• To do: Check every line below for the string "panel", and copy the lines that contain it.

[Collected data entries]
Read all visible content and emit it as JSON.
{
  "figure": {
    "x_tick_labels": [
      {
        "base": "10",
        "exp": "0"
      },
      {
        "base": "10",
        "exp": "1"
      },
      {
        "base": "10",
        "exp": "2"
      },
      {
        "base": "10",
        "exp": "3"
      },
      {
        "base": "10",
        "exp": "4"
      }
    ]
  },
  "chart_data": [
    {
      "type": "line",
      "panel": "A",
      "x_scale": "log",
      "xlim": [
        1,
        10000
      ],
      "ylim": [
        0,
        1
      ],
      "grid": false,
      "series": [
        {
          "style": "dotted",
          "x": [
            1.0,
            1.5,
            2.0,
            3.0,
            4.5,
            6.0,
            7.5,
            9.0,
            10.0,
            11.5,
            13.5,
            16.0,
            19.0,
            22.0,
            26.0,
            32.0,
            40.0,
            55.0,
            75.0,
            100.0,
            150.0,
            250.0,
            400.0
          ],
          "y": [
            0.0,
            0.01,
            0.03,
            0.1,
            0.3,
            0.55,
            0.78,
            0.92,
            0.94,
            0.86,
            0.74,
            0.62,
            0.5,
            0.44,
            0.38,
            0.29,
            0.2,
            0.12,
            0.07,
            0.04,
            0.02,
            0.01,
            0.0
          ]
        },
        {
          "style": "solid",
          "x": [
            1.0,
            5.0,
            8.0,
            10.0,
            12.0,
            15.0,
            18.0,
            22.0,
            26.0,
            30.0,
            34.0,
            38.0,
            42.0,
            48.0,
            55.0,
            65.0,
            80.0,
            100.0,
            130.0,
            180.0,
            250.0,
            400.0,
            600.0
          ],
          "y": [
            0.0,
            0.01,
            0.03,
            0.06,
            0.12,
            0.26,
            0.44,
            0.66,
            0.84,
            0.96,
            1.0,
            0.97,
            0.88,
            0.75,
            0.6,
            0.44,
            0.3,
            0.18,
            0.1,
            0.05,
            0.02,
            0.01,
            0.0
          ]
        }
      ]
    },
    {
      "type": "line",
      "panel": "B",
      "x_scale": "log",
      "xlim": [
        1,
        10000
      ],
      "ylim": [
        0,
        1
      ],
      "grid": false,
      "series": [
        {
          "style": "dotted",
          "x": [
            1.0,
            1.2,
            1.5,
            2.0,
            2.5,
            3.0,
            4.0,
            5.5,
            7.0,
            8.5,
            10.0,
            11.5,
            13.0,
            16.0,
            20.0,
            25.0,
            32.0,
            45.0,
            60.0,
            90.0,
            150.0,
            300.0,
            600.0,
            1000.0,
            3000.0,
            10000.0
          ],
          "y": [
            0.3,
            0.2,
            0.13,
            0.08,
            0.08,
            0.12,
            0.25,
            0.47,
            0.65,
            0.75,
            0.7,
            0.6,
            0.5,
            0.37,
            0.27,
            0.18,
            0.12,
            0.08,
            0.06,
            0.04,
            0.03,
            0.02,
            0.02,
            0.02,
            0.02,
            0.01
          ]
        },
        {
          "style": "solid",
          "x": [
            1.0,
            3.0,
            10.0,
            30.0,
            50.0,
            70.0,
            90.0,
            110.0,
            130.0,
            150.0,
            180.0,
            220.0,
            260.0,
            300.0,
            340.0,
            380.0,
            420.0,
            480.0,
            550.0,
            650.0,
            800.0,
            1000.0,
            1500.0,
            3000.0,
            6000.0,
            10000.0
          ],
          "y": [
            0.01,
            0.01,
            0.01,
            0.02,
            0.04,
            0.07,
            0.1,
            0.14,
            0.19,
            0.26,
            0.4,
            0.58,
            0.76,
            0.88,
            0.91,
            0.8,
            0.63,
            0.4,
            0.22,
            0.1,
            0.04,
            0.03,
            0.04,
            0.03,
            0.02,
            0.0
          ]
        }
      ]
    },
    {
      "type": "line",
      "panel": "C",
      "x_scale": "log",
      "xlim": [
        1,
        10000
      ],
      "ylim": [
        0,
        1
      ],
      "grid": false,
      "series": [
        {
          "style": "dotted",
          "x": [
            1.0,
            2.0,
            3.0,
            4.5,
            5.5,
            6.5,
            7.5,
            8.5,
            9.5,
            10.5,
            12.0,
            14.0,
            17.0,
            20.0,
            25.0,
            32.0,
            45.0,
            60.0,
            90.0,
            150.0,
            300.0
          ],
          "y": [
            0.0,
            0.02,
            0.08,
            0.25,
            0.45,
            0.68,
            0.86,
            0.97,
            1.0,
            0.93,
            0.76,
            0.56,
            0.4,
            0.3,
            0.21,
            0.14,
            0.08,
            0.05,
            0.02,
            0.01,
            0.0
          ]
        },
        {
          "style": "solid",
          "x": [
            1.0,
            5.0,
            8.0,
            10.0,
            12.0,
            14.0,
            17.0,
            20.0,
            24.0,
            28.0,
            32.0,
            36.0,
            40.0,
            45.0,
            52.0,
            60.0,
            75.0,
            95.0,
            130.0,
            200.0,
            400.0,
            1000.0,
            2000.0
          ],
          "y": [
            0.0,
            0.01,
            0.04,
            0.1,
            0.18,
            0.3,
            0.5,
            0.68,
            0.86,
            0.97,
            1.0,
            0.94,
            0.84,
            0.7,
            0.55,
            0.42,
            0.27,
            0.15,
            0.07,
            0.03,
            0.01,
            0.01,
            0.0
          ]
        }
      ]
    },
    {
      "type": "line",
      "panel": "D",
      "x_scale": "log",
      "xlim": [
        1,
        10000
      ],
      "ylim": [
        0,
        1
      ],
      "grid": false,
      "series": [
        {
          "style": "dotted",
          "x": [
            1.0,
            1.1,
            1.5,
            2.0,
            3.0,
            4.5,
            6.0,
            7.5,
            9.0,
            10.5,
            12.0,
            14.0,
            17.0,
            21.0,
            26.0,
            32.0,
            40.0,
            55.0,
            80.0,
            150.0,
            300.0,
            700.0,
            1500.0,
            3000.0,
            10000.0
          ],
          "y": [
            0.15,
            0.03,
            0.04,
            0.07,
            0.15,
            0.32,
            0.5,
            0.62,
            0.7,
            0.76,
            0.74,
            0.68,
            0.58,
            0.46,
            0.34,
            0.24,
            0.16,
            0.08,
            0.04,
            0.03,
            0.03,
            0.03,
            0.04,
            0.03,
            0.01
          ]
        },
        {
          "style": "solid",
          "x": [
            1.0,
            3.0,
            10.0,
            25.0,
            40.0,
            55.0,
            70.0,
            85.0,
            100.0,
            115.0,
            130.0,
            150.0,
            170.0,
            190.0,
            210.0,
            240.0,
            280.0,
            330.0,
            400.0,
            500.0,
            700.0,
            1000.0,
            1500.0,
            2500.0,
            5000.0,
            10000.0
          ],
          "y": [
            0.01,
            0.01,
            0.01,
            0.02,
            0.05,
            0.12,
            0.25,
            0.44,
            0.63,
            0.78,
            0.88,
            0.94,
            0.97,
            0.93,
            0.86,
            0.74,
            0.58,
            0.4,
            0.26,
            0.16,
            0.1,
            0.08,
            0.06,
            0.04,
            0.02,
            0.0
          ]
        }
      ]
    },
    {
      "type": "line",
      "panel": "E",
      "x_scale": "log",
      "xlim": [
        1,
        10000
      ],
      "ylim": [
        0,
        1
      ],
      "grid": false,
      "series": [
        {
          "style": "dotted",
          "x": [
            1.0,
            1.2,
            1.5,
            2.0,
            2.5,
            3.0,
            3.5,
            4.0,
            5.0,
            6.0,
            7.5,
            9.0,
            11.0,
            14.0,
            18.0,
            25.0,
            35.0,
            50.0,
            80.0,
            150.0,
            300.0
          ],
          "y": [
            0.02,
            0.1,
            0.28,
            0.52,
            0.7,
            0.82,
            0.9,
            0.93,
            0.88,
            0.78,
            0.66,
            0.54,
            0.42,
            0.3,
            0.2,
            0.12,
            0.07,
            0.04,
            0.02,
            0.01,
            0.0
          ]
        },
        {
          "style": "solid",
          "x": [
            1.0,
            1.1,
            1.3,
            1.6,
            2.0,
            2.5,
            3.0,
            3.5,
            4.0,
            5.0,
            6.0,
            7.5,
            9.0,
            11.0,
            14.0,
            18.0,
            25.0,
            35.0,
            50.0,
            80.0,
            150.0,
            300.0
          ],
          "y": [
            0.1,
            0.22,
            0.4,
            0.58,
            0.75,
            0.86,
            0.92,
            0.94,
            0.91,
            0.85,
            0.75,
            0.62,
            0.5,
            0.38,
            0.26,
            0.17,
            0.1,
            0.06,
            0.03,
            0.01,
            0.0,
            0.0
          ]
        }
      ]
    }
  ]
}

• The answer:
      "panel": "A",
      "panel": "B",
      "panel": "C",
      "panel": "D",
      "panel": "E",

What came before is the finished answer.